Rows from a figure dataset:
----
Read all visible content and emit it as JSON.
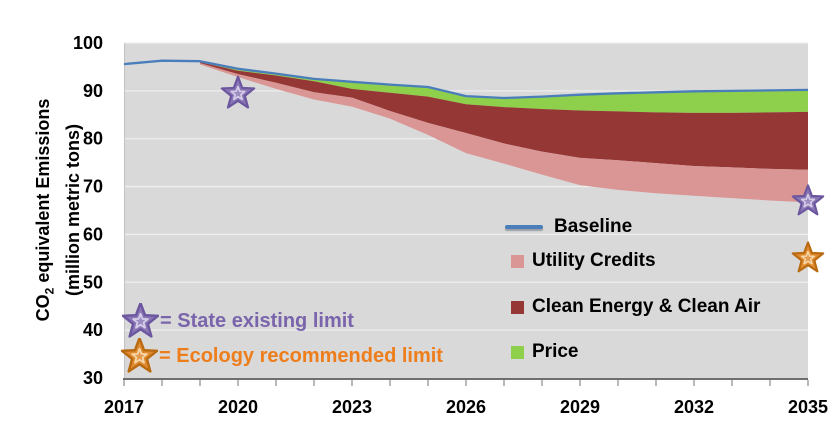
{
  "chart_data": {
    "type": "area",
    "title": "",
    "x_axis": {
      "min": 2017,
      "max": 2035,
      "labeled_ticks": [
        2017,
        2020,
        2023,
        2026,
        2029,
        2032,
        2035
      ],
      "minor_tick_step": 1
    },
    "y_axis": {
      "min": 30,
      "max": 100,
      "ticks": [
        100,
        90,
        80,
        70,
        60,
        50,
        40,
        30
      ],
      "title_prefix": "CO",
      "title_sub": "2",
      "title_rest": " equivalent Emissions",
      "title_line2": "(million metric tons)"
    },
    "years": [
      2017,
      2018,
      2019,
      2020,
      2021,
      2022,
      2023,
      2024,
      2025,
      2026,
      2027,
      2028,
      2029,
      2030,
      2031,
      2032,
      2033,
      2034,
      2035
    ],
    "series": {
      "baseline": [
        95.6,
        96.3,
        96.2,
        94.6,
        93.6,
        92.5,
        91.9,
        91.3,
        90.8,
        88.9,
        88.5,
        88.8,
        89.2,
        89.5,
        89.7,
        89.9,
        90.0,
        90.1,
        90.2
      ],
      "price_lower": [
        null,
        null,
        96.0,
        94.2,
        93.2,
        92.0,
        90.4,
        89.6,
        88.8,
        87.2,
        86.6,
        86.2,
        85.9,
        85.7,
        85.5,
        85.4,
        85.4,
        85.5,
        85.6
      ],
      "clean_energy_lower": [
        null,
        null,
        95.8,
        93.5,
        91.7,
        89.7,
        88.6,
        85.8,
        83.3,
        81.2,
        79.0,
        77.3,
        76.0,
        75.5,
        74.9,
        74.3,
        74.0,
        73.7,
        73.5
      ],
      "utility_credits_lower": [
        null,
        null,
        95.5,
        92.9,
        90.4,
        88.2,
        86.7,
        84.2,
        80.8,
        77.0,
        74.8,
        72.5,
        70.3,
        69.3,
        68.6,
        68.1,
        67.6,
        67.1,
        66.7
      ]
    },
    "legend": {
      "items": [
        {
          "label": "Baseline",
          "swatch": "line",
          "color": "#4a7ebb"
        },
        {
          "label": "Utility Credits",
          "swatch": "square",
          "color": "#d99694"
        },
        {
          "label": "Clean Energy & Clean Air",
          "swatch": "square",
          "color": "#943735"
        },
        {
          "label": "Price",
          "swatch": "square",
          "color": "#8ed04c"
        }
      ]
    },
    "markers": [
      {
        "shape": "star",
        "color": "purple",
        "year": 2020,
        "value": 89.4,
        "radius": 17
      },
      {
        "shape": "star",
        "color": "purple",
        "year": 2035,
        "value": 66.9,
        "radius": 16
      },
      {
        "shape": "star",
        "color": "orange",
        "year": 2035,
        "value": 55.0,
        "radius": 16
      }
    ],
    "annotations": [
      {
        "symbol": "star",
        "color_key": "purple",
        "text": "= State existing limit",
        "color": "#7a64ab"
      },
      {
        "symbol": "star",
        "color_key": "orange",
        "text": "= Ecology recommended limit",
        "color": "#ee7d1b"
      }
    ],
    "colors": {
      "plot_bg": "#d9d9d9",
      "gridline": "#eeeeee",
      "plot_left_border": "#c2c2c2",
      "baseline": "#4a7ebb",
      "utility_credits": "#d99694",
      "clean_energy_clean_air": "#943735",
      "price": "#8ed04c",
      "axis_line": "#6f6f6f",
      "tick": "#9c9c9c",
      "label": "#000000",
      "purple_star": {
        "fill": "#8a78b5",
        "stroke": "#6b569f",
        "inner_fill": "#9d8cc2",
        "inner_stroke": "#d8d0ea"
      },
      "orange_star": {
        "fill": "#e08b31",
        "stroke": "#b96a10",
        "inner_fill": "#e49a4e",
        "inner_stroke": "#f5d8ab"
      }
    }
  }
}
----
What is expected:
Reproduce each entry precisely. Leave the pictures out.

Task response:
Read all visible content and emit it as JSON.
{
  "chart_data": {
    "type": "area",
    "title": "",
    "x_axis": {
      "min": 2017,
      "max": 2035,
      "labeled_ticks": [
        2017,
        2020,
        2023,
        2026,
        2029,
        2032,
        2035
      ],
      "minor_tick_step": 1
    },
    "y_axis": {
      "min": 30,
      "max": 100,
      "ticks": [
        100,
        90,
        80,
        70,
        60,
        50,
        40,
        30
      ],
      "title_prefix": "CO",
      "title_sub": "2",
      "title_rest": " equivalent Emissions",
      "title_line2": "(million metric tons)"
    },
    "years": [
      2017,
      2018,
      2019,
      2020,
      2021,
      2022,
      2023,
      2024,
      2025,
      2026,
      2027,
      2028,
      2029,
      2030,
      2031,
      2032,
      2033,
      2034,
      2035
    ],
    "series": {
      "baseline": [
        95.6,
        96.3,
        96.2,
        94.6,
        93.6,
        92.5,
        91.9,
        91.3,
        90.8,
        88.9,
        88.5,
        88.8,
        89.2,
        89.5,
        89.7,
        89.9,
        90.0,
        90.1,
        90.2
      ],
      "price_lower": [
        null,
        null,
        96.0,
        94.2,
        93.2,
        92.0,
        90.4,
        89.6,
        88.8,
        87.2,
        86.6,
        86.2,
        85.9,
        85.7,
        85.5,
        85.4,
        85.4,
        85.5,
        85.6
      ],
      "clean_energy_lower": [
        null,
        null,
        95.8,
        93.5,
        91.7,
        89.7,
        88.6,
        85.8,
        83.3,
        81.2,
        79.0,
        77.3,
        76.0,
        75.5,
        74.9,
        74.3,
        74.0,
        73.7,
        73.5
      ],
      "utility_credits_lower": [
        null,
        null,
        95.5,
        92.9,
        90.4,
        88.2,
        86.7,
        84.2,
        80.8,
        77.0,
        74.8,
        72.5,
        70.3,
        69.3,
        68.6,
        68.1,
        67.6,
        67.1,
        66.7
      ]
    },
    "legend": {
      "items": [
        {
          "label": "Baseline",
          "swatch": "line",
          "color": "#4a7ebb"
        },
        {
          "label": "Utility Credits",
          "swatch": "square",
          "color": "#d99694"
        },
        {
          "label": "Clean Energy & Clean Air",
          "swatch": "square",
          "color": "#943735"
        },
        {
          "label": "Price",
          "swatch": "square",
          "color": "#8ed04c"
        }
      ]
    },
    "markers": [
      {
        "shape": "star",
        "color": "purple",
        "year": 2020,
        "value": 89.4,
        "radius": 17
      },
      {
        "shape": "star",
        "color": "purple",
        "year": 2035,
        "value": 66.9,
        "radius": 16
      },
      {
        "shape": "star",
        "color": "orange",
        "year": 2035,
        "value": 55.0,
        "radius": 16
      }
    ],
    "annotations": [
      {
        "symbol": "star",
        "color_key": "purple",
        "text": "= State existing limit",
        "color": "#7a64ab"
      },
      {
        "symbol": "star",
        "color_key": "orange",
        "text": "= Ecology recommended limit",
        "color": "#ee7d1b"
      }
    ],
    "colors": {
      "plot_bg": "#d9d9d9",
      "gridline": "#eeeeee",
      "plot_left_border": "#c2c2c2",
      "baseline": "#4a7ebb",
      "utility_credits": "#d99694",
      "clean_energy_clean_air": "#943735",
      "price": "#8ed04c",
      "axis_line": "#6f6f6f",
      "tick": "#9c9c9c",
      "label": "#000000",
      "purple_star": {
        "fill": "#8a78b5",
        "stroke": "#6b569f",
        "inner_fill": "#9d8cc2",
        "inner_stroke": "#d8d0ea"
      },
      "orange_star": {
        "fill": "#e08b31",
        "stroke": "#b96a10",
        "inner_fill": "#e49a4e",
        "inner_stroke": "#f5d8ab"
      }
    }
  }
}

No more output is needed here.